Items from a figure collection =
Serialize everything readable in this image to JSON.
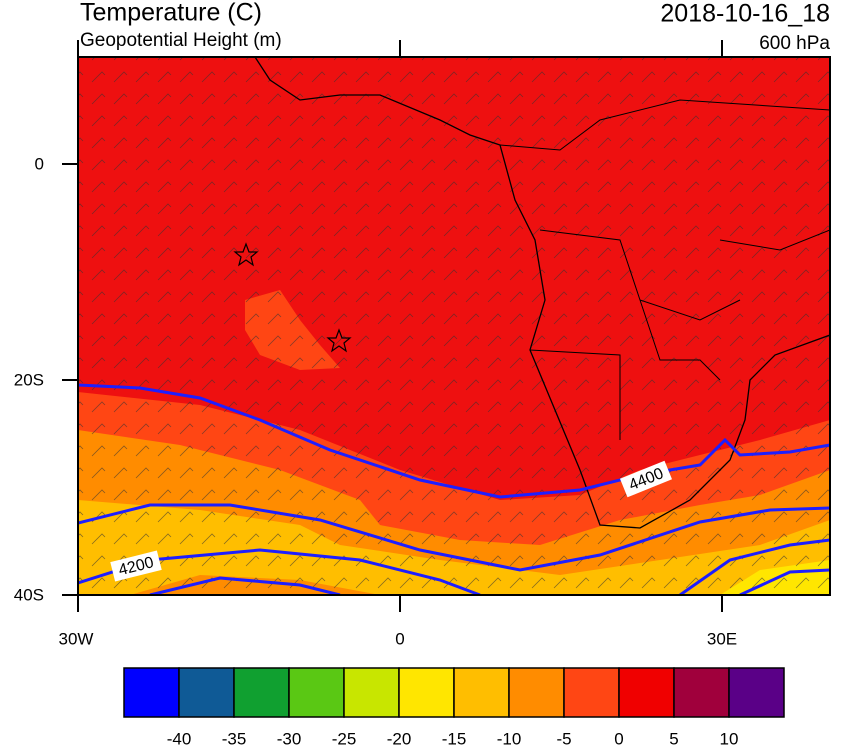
{
  "header": {
    "title": "Temperature (C)",
    "subtitle": "Geopotential Height (m)",
    "time": "2018-10-16_18",
    "level": "600 hPa"
  },
  "axes": {
    "lat_labels": [
      "0",
      "20S",
      "40S"
    ],
    "lon_labels": [
      "30W",
      "0",
      "30E"
    ]
  },
  "contour_labels": [
    "4400",
    "4200"
  ],
  "colorbar": {
    "colors": [
      "#0000ff",
      "#0f5a96",
      "#10a030",
      "#5ac814",
      "#c8e600",
      "#ffe600",
      "#ffbe00",
      "#ff8c00",
      "#ff4614",
      "#f00000",
      "#a0003c",
      "#5a0087"
    ],
    "labels": [
      "-40",
      "-35",
      "-30",
      "-25",
      "-20",
      "-15",
      "-10",
      "-5",
      "0",
      "5",
      "10"
    ]
  }
}
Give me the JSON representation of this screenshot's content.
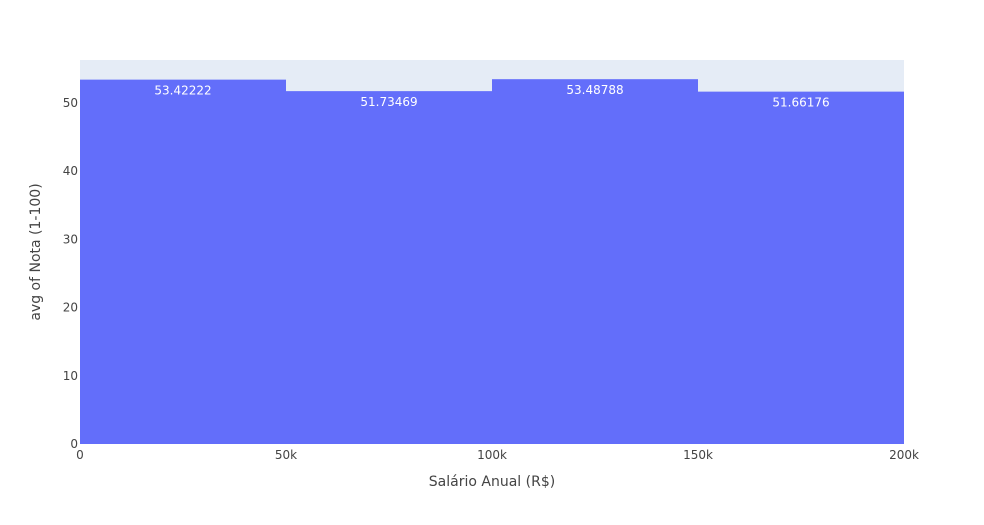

WHAT NEEDS TO BE DONE = Print out the lines exactly, skipping any picture.

RESPONSE FOR THIS EXERCISE =
Serialize everything readable in this image to JSON.
{
  "header": {
    "title": "Temperature (C)",
    "subtitle": "Geopotential Height (m)",
    "time": "2018-10-16_18",
    "level": "600 hPa"
  },
  "axes": {
    "lat_labels": [
      "0",
      "20S",
      "40S"
    ],
    "lon_labels": [
      "30W",
      "0",
      "30E"
    ]
  },
  "contour_labels": [
    "4400",
    "4200"
  ],
  "colorbar": {
    "colors": [
      "#0000ff",
      "#0f5a96",
      "#10a030",
      "#5ac814",
      "#c8e600",
      "#ffe600",
      "#ffbe00",
      "#ff8c00",
      "#ff4614",
      "#f00000",
      "#a0003c",
      "#5a0087"
    ],
    "labels": [
      "-40",
      "-35",
      "-30",
      "-25",
      "-20",
      "-15",
      "-10",
      "-5",
      "0",
      "5",
      "10"
    ]
  }
}
Give me the JSON representation of this screenshot's content.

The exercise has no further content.